_What you need to do:_ Extract the complete listing and output it unchanged.

— Start Extracted entries —

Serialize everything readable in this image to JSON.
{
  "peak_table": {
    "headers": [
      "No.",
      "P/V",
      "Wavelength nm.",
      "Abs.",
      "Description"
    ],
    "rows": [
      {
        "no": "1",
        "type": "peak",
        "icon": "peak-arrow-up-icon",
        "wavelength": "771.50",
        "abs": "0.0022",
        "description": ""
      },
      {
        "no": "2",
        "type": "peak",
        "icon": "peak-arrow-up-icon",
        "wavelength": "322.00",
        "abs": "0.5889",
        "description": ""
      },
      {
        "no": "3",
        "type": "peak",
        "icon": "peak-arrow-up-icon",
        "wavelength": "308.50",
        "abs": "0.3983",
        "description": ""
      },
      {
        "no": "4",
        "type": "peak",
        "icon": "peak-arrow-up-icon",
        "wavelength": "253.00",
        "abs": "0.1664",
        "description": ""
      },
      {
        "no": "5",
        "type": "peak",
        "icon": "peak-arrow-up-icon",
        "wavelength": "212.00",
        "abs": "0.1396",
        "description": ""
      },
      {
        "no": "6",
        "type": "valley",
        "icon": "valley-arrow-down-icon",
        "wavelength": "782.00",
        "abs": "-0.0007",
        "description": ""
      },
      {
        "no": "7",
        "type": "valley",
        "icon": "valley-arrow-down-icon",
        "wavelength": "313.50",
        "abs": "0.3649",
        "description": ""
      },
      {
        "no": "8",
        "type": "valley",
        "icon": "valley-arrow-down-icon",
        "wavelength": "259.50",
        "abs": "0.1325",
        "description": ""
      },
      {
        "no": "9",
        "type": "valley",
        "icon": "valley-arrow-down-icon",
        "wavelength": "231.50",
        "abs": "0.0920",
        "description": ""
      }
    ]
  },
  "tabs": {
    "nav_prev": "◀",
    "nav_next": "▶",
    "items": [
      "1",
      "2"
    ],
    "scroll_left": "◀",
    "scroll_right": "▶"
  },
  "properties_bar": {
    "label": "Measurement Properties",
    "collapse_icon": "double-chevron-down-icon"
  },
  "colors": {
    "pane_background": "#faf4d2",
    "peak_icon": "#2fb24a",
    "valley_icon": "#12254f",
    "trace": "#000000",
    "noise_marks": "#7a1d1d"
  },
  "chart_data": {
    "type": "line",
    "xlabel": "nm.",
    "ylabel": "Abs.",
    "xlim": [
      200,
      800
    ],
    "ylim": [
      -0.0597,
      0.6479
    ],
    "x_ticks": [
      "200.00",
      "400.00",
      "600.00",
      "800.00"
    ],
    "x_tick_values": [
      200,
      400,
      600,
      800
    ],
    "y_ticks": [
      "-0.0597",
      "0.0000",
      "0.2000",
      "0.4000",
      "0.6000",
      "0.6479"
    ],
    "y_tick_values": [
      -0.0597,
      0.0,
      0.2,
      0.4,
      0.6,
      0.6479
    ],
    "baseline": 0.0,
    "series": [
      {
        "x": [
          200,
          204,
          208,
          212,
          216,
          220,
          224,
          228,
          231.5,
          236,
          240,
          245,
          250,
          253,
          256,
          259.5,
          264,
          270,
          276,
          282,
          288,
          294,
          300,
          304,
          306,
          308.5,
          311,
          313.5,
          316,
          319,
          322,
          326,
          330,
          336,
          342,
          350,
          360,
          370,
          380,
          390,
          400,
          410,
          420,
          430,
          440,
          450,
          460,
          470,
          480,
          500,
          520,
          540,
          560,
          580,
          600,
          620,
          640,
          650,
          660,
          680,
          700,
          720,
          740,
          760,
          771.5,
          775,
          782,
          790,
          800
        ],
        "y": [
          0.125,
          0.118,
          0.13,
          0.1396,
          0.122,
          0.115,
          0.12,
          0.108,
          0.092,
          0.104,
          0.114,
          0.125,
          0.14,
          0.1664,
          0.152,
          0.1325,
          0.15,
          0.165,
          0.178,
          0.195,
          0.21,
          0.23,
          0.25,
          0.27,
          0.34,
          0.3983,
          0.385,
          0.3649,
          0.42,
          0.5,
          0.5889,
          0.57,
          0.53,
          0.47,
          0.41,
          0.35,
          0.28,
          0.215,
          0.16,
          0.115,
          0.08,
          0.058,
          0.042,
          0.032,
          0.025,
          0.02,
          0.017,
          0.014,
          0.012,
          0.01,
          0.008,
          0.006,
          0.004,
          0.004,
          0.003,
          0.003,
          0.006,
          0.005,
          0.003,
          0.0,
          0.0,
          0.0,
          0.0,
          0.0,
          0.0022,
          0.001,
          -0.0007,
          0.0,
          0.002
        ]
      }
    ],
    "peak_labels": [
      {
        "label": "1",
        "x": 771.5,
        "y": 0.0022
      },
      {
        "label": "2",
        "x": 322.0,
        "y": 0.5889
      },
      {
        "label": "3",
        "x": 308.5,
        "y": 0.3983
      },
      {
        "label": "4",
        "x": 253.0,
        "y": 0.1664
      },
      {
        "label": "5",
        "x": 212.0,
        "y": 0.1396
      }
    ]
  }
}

— End Extracted entries —

_Solution to the exercise:_
Serialize everything readable in this image to JSON.
{
  "peak_table": {
    "headers": [
      "No.",
      "P/V",
      "Wavelength nm.",
      "Abs.",
      "Description"
    ],
    "rows": [
      {
        "no": "1",
        "type": "peak",
        "icon": "peak-arrow-up-icon",
        "wavelength": "771.50",
        "abs": "0.0022",
        "description": ""
      },
      {
        "no": "2",
        "type": "peak",
        "icon": "peak-arrow-up-icon",
        "wavelength": "322.00",
        "abs": "0.5889",
        "description": ""
      },
      {
        "no": "3",
        "type": "peak",
        "icon": "peak-arrow-up-icon",
        "wavelength": "308.50",
        "abs": "0.3983",
        "description": ""
      },
      {
        "no": "4",
        "type": "peak",
        "icon": "peak-arrow-up-icon",
        "wavelength": "253.00",
        "abs": "0.1664",
        "description": ""
      },
      {
        "no": "5",
        "type": "peak",
        "icon": "peak-arrow-up-icon",
        "wavelength": "212.00",
        "abs": "0.1396",
        "description": ""
      },
      {
        "no": "6",
        "type": "valley",
        "icon": "valley-arrow-down-icon",
        "wavelength": "782.00",
        "abs": "-0.0007",
        "description": ""
      },
      {
        "no": "7",
        "type": "valley",
        "icon": "valley-arrow-down-icon",
        "wavelength": "313.50",
        "abs": "0.3649",
        "description": ""
      },
      {
        "no": "8",
        "type": "valley",
        "icon": "valley-arrow-down-icon",
        "wavelength": "259.50",
        "abs": "0.1325",
        "description": ""
      },
      {
        "no": "9",
        "type": "valley",
        "icon": "valley-arrow-down-icon",
        "wavelength": "231.50",
        "abs": "0.0920",
        "description": ""
      }
    ]
  },
  "tabs": {
    "nav_prev": "◀",
    "nav_next": "▶",
    "items": [
      "1",
      "2"
    ],
    "scroll_left": "◀",
    "scroll_right": "▶"
  },
  "properties_bar": {
    "label": "Measurement Properties",
    "collapse_icon": "double-chevron-down-icon"
  },
  "colors": {
    "pane_background": "#faf4d2",
    "peak_icon": "#2fb24a",
    "valley_icon": "#12254f",
    "trace": "#000000",
    "noise_marks": "#7a1d1d"
  },
  "chart_data": {
    "type": "line",
    "xlabel": "nm.",
    "ylabel": "Abs.",
    "xlim": [
      200,
      800
    ],
    "ylim": [
      -0.0597,
      0.6479
    ],
    "x_ticks": [
      "200.00",
      "400.00",
      "600.00",
      "800.00"
    ],
    "x_tick_values": [
      200,
      400,
      600,
      800
    ],
    "y_ticks": [
      "-0.0597",
      "0.0000",
      "0.2000",
      "0.4000",
      "0.6000",
      "0.6479"
    ],
    "y_tick_values": [
      -0.0597,
      0.0,
      0.2,
      0.4,
      0.6,
      0.6479
    ],
    "baseline": 0.0,
    "series": [
      {
        "x": [
          200,
          204,
          208,
          212,
          216,
          220,
          224,
          228,
          231.5,
          236,
          240,
          245,
          250,
          253,
          256,
          259.5,
          264,
          270,
          276,
          282,
          288,
          294,
          300,
          304,
          306,
          308.5,
          311,
          313.5,
          316,
          319,
          322,
          326,
          330,
          336,
          342,
          350,
          360,
          370,
          380,
          390,
          400,
          410,
          420,
          430,
          440,
          450,
          460,
          470,
          480,
          500,
          520,
          540,
          560,
          580,
          600,
          620,
          640,
          650,
          660,
          680,
          700,
          720,
          740,
          760,
          771.5,
          775,
          782,
          790,
          800
        ],
        "y": [
          0.125,
          0.118,
          0.13,
          0.1396,
          0.122,
          0.115,
          0.12,
          0.108,
          0.092,
          0.104,
          0.114,
          0.125,
          0.14,
          0.1664,
          0.152,
          0.1325,
          0.15,
          0.165,
          0.178,
          0.195,
          0.21,
          0.23,
          0.25,
          0.27,
          0.34,
          0.3983,
          0.385,
          0.3649,
          0.42,
          0.5,
          0.5889,
          0.57,
          0.53,
          0.47,
          0.41,
          0.35,
          0.28,
          0.215,
          0.16,
          0.115,
          0.08,
          0.058,
          0.042,
          0.032,
          0.025,
          0.02,
          0.017,
          0.014,
          0.012,
          0.01,
          0.008,
          0.006,
          0.004,
          0.004,
          0.003,
          0.003,
          0.006,
          0.005,
          0.003,
          0.0,
          0.0,
          0.0,
          0.0,
          0.0,
          0.0022,
          0.001,
          -0.0007,
          0.0,
          0.002
        ]
      }
    ],
    "peak_labels": [
      {
        "label": "1",
        "x": 771.5,
        "y": 0.0022
      },
      {
        "label": "2",
        "x": 322.0,
        "y": 0.5889
      },
      {
        "label": "3",
        "x": 308.5,
        "y": 0.3983
      },
      {
        "label": "4",
        "x": 253.0,
        "y": 0.1664
      },
      {
        "label": "5",
        "x": 212.0,
        "y": 0.1396
      }
    ]
  }
}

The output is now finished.